Dataset excerpts
------------------------------------------------------------------------

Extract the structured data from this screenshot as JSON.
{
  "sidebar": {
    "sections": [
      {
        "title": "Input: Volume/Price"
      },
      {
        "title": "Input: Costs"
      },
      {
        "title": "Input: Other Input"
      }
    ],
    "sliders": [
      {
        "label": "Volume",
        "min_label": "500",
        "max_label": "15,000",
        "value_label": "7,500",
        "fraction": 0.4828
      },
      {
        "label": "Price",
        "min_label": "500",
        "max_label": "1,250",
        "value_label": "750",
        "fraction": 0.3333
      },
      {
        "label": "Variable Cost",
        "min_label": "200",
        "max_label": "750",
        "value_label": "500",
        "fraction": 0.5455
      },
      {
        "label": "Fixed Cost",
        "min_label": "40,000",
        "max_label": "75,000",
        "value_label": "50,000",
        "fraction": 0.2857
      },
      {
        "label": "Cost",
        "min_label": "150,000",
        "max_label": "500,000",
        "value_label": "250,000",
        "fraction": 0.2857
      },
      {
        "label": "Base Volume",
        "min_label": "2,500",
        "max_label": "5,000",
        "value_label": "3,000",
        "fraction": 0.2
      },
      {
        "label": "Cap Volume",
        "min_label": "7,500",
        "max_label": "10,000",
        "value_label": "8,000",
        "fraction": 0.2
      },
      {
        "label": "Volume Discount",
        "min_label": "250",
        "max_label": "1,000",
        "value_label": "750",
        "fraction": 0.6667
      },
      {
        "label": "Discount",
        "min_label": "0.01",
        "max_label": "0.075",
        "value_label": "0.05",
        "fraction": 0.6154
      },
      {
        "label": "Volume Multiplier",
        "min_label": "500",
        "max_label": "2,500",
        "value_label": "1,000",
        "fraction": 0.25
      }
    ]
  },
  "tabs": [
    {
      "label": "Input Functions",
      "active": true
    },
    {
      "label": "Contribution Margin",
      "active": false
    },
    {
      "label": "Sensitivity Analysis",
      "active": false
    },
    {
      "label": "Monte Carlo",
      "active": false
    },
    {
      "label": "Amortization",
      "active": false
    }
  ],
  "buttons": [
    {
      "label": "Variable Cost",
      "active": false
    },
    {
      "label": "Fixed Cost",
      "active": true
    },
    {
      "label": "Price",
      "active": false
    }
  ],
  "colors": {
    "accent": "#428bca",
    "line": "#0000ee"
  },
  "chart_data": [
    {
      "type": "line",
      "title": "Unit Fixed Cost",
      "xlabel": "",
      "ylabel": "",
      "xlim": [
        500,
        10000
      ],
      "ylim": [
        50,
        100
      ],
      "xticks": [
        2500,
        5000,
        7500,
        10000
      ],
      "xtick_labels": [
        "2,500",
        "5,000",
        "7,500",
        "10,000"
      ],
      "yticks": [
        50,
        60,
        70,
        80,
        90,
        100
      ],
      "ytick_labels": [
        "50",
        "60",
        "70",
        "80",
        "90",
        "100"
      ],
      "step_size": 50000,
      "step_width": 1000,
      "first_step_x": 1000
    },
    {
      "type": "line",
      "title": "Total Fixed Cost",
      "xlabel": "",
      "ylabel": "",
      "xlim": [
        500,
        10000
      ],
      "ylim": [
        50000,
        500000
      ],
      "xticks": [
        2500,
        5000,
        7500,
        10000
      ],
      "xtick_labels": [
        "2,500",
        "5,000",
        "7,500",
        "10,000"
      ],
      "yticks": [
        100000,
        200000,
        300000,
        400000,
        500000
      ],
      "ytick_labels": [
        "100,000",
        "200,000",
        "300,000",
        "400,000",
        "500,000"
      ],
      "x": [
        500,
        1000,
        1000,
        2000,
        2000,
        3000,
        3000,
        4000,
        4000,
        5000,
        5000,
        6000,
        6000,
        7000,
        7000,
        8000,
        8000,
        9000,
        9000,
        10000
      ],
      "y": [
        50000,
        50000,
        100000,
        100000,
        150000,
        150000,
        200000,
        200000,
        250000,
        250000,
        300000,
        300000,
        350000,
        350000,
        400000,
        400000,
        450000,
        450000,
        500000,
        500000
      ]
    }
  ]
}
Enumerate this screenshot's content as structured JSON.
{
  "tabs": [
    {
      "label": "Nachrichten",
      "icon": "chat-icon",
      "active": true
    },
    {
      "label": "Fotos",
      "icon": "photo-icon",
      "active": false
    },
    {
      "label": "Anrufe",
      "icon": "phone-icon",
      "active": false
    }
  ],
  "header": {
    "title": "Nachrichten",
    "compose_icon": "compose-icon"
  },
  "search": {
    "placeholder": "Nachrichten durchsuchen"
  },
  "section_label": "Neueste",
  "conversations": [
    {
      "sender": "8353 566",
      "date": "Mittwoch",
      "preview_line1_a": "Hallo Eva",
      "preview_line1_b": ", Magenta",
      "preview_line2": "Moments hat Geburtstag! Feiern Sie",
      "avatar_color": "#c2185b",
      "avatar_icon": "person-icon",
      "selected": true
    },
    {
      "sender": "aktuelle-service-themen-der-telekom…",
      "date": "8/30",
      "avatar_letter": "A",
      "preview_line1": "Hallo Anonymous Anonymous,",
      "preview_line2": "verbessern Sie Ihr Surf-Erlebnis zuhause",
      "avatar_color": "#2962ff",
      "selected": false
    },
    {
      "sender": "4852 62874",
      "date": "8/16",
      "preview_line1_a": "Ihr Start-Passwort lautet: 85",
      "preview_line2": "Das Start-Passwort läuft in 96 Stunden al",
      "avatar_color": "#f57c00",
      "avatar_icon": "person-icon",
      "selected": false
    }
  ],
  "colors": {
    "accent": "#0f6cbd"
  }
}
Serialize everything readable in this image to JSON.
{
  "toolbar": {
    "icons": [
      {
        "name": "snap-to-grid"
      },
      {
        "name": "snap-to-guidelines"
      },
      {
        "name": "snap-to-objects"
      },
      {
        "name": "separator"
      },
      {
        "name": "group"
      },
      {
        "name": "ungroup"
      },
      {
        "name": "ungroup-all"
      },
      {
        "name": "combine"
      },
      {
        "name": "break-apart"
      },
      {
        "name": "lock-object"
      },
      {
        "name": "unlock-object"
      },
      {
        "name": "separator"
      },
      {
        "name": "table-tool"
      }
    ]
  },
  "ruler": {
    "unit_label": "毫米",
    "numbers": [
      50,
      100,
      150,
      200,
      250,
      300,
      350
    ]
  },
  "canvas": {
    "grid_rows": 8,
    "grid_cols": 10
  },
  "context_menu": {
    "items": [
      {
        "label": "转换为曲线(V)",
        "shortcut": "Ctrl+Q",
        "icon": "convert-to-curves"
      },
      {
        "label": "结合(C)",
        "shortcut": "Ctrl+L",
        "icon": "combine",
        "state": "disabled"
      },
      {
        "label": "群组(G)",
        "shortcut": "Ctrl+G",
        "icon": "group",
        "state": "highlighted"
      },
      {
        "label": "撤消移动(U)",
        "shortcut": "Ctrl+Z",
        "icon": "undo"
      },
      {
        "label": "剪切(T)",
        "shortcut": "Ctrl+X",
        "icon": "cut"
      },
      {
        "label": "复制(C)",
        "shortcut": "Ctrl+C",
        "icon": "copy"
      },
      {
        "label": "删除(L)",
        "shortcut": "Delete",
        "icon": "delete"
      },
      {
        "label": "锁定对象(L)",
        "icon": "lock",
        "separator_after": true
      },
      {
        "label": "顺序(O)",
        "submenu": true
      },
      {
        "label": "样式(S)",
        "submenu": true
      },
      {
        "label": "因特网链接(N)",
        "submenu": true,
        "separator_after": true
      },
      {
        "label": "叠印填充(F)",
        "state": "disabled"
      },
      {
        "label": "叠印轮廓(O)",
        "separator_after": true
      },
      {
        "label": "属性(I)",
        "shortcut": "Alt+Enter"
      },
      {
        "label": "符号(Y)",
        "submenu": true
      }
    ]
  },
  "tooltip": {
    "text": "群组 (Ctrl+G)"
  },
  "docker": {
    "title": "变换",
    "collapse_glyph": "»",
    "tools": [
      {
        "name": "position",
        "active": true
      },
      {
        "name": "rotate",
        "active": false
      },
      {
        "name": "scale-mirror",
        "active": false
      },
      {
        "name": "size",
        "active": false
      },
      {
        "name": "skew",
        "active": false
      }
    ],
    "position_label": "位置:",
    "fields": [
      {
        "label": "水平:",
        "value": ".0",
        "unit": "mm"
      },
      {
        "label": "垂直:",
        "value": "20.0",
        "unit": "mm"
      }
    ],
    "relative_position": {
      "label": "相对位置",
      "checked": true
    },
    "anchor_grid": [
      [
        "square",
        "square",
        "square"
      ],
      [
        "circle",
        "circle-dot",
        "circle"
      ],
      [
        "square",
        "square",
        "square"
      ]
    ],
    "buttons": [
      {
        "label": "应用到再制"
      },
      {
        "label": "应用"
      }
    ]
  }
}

------------------------------------------------------------------------

▶ _Given instruction_
Copy every line of the records above that contains "fraction".

▶ _Exercise response_
        "fraction": 0.4828
        "fraction": 0.3333
        "fraction": 0.5455
        "fraction": 0.2857
        "fraction": 0.2857
        "fraction": 0.2
        "fraction": 0.2
        "fraction": 0.6667
        "fraction": 0.6154
        "fraction": 0.25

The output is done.